### [TASK STATEMENT]
How many lines hold the string "bImage"? Reply with the number alone.

start RECORDS TO USE

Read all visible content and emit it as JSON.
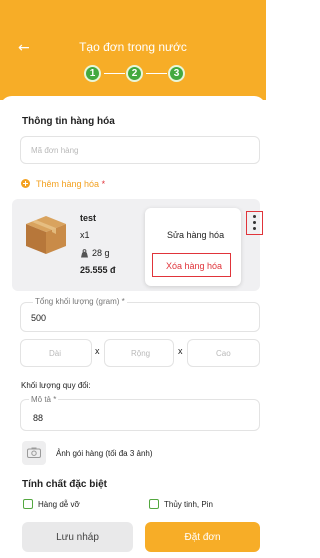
{
  "header": {
    "title": "Tạo đơn trong nước",
    "back_glyph": "←",
    "steps": [
      "1",
      "2",
      "3"
    ]
  },
  "goods": {
    "section_title": "Thông tin hàng hóa",
    "order_code_placeholder": "Mã đơn hàng",
    "add_goods_label": "Thêm hàng hóa",
    "required_mark": "*"
  },
  "product": {
    "name": "test",
    "quantity": "x1",
    "weight": "28 g",
    "price": "25.555 đ",
    "menu_icon": "more-vertical-icon"
  },
  "menu": {
    "edit": "Sửa hàng hóa",
    "delete": "Xóa hàng hóa"
  },
  "weight": {
    "label": "Tổng khối lượng (gram) *",
    "value": "500"
  },
  "dimensions": {
    "length_placeholder": "Dài",
    "width_placeholder": "Rộng",
    "height_placeholder": "Cao",
    "separator": "x"
  },
  "converted": {
    "label": "Khối lượng quy đổi:"
  },
  "description": {
    "label": "Mô tả *",
    "value": "88"
  },
  "photo": {
    "label": "Ảnh gói hàng (tối đa 3 ảnh)"
  },
  "special": {
    "title": "Tính chất đặc biệt",
    "options": [
      "Hàng dễ vỡ",
      "Thủy tinh, Pin"
    ]
  },
  "footer": {
    "draft": "Lưu nháp",
    "submit": "Đặt đơn"
  },
  "colors": {
    "brand": "#f7ad27",
    "step": "#43a93f",
    "highlight": "#e0343a",
    "delete_text": "#e0343a"
  }
}
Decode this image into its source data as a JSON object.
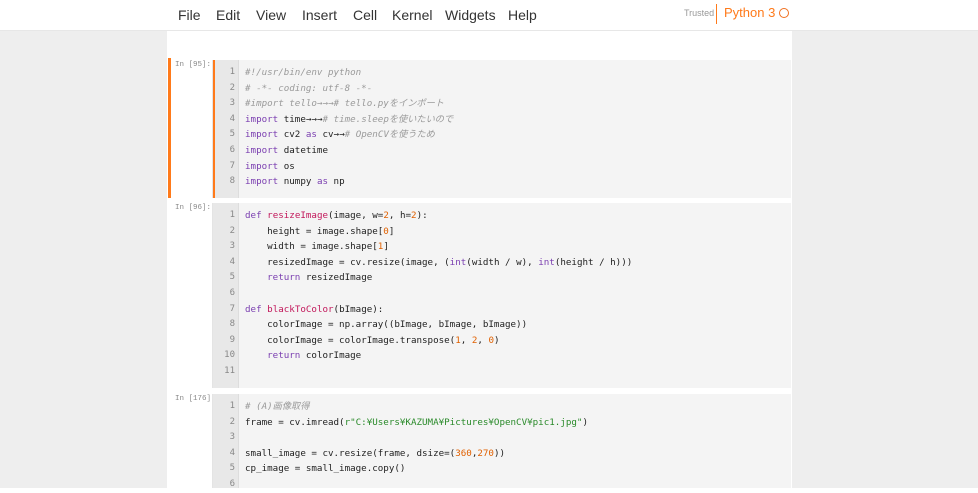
{
  "menubar": {
    "items": [
      "File",
      "Edit",
      "View",
      "Insert",
      "Cell",
      "Kernel",
      "Widgets",
      "Help"
    ],
    "trusted": "Trusted",
    "kernel": "Python 3"
  },
  "colors": {
    "accent": "#ff7a1a",
    "keyword": "#7a3eb0",
    "comment": "#9a9a9a",
    "number": "#e06000",
    "string": "#2a8a2a",
    "function": "#c2185b"
  },
  "cells": [
    {
      "prompt": "In [95]:",
      "lines": [
        {
          "n": "1",
          "t": [
            [
              "#!/usr/bin/env python",
              "cm"
            ]
          ]
        },
        {
          "n": "2",
          "t": [
            [
              "# -*- coding: utf-8 -*-",
              "cm"
            ]
          ]
        },
        {
          "n": "3",
          "t": [
            [
              "#import tello→→→# tello.pyをインポート",
              "cm"
            ]
          ]
        },
        {
          "n": "4",
          "t": [
            [
              "import",
              "kw"
            ],
            [
              " time→→→",
              ""
            ],
            [
              "# time.sleepを使いたいので",
              "cm"
            ]
          ]
        },
        {
          "n": "5",
          "t": [
            [
              "import",
              "kw"
            ],
            [
              " cv2 ",
              ""
            ],
            [
              "as",
              "kw"
            ],
            [
              " cv→→",
              ""
            ],
            [
              "# OpenCVを使うため",
              "cm"
            ]
          ]
        },
        {
          "n": "6",
          "t": [
            [
              "import",
              "kw"
            ],
            [
              " datetime",
              ""
            ]
          ]
        },
        {
          "n": "7",
          "t": [
            [
              "import",
              "kw"
            ],
            [
              " os",
              ""
            ]
          ]
        },
        {
          "n": "8",
          "t": [
            [
              "import",
              "kw"
            ],
            [
              " numpy ",
              ""
            ],
            [
              "as",
              "kw"
            ],
            [
              " np",
              ""
            ]
          ]
        }
      ]
    },
    {
      "prompt": "In [96]:",
      "lines": [
        {
          "n": "1",
          "t": [
            [
              "def",
              "kw"
            ],
            [
              " ",
              ""
            ],
            [
              "resizeImage",
              "fn"
            ],
            [
              "(image, w=",
              ""
            ],
            [
              "2",
              "num"
            ],
            [
              ", h=",
              ""
            ],
            [
              "2",
              "num"
            ],
            [
              "):",
              ""
            ]
          ]
        },
        {
          "n": "2",
          "t": [
            [
              "    height = image.shape[",
              ""
            ],
            [
              "0",
              "num"
            ],
            [
              "]",
              ""
            ]
          ]
        },
        {
          "n": "3",
          "t": [
            [
              "    width = image.shape[",
              ""
            ],
            [
              "1",
              "num"
            ],
            [
              "]",
              ""
            ]
          ]
        },
        {
          "n": "4",
          "t": [
            [
              "    resizedImage = cv.resize(image, (",
              ""
            ],
            [
              "int",
              "kw"
            ],
            [
              "(width / w), ",
              ""
            ],
            [
              "int",
              "kw"
            ],
            [
              "(height / h)))",
              ""
            ]
          ]
        },
        {
          "n": "5",
          "t": [
            [
              "    ",
              ""
            ],
            [
              "return",
              "kw"
            ],
            [
              " resizedImage",
              ""
            ]
          ]
        },
        {
          "n": "6",
          "t": [
            [
              "",
              ""
            ]
          ]
        },
        {
          "n": "7",
          "t": [
            [
              "def",
              "kw"
            ],
            [
              " ",
              ""
            ],
            [
              "blackToColor",
              "fn"
            ],
            [
              "(bImage):",
              ""
            ]
          ]
        },
        {
          "n": "8",
          "t": [
            [
              "    colorImage = np.array((bImage, bImage, bImage))",
              ""
            ]
          ]
        },
        {
          "n": "9",
          "t": [
            [
              "    colorImage = colorImage.transpose(",
              ""
            ],
            [
              "1",
              "num"
            ],
            [
              ", ",
              ""
            ],
            [
              "2",
              "num"
            ],
            [
              ", ",
              ""
            ],
            [
              "0",
              "num"
            ],
            [
              ")",
              ""
            ]
          ]
        },
        {
          "n": "10",
          "t": [
            [
              "    ",
              ""
            ],
            [
              "return",
              "kw"
            ],
            [
              " colorImage",
              ""
            ]
          ]
        },
        {
          "n": "11",
          "t": [
            [
              "",
              ""
            ]
          ]
        }
      ]
    },
    {
      "prompt": "In [176]:",
      "lines": [
        {
          "n": "1",
          "t": [
            [
              "# (A)画像取得",
              "cm"
            ]
          ]
        },
        {
          "n": "2",
          "t": [
            [
              "frame = cv.imread(",
              ""
            ],
            [
              "r\"C:¥Users¥KAZUMA¥Pictures¥OpenCV¥pic1.jpg\"",
              "str"
            ],
            [
              ")",
              ""
            ]
          ]
        },
        {
          "n": "3",
          "t": [
            [
              "",
              ""
            ]
          ]
        },
        {
          "n": "4",
          "t": [
            [
              "small_image = cv.resize(frame, dsize=(",
              ""
            ],
            [
              "360",
              "num"
            ],
            [
              ",",
              ""
            ],
            [
              "270",
              "num"
            ],
            [
              "))",
              ""
            ]
          ]
        },
        {
          "n": "5",
          "t": [
            [
              "cp_image = small_image.copy()",
              ""
            ]
          ]
        },
        {
          "n": "6",
          "t": [
            [
              "",
              ""
            ]
          ]
        }
      ]
    }
  ]
}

end RECORDS TO USE

### [TASK OUTPUT]
2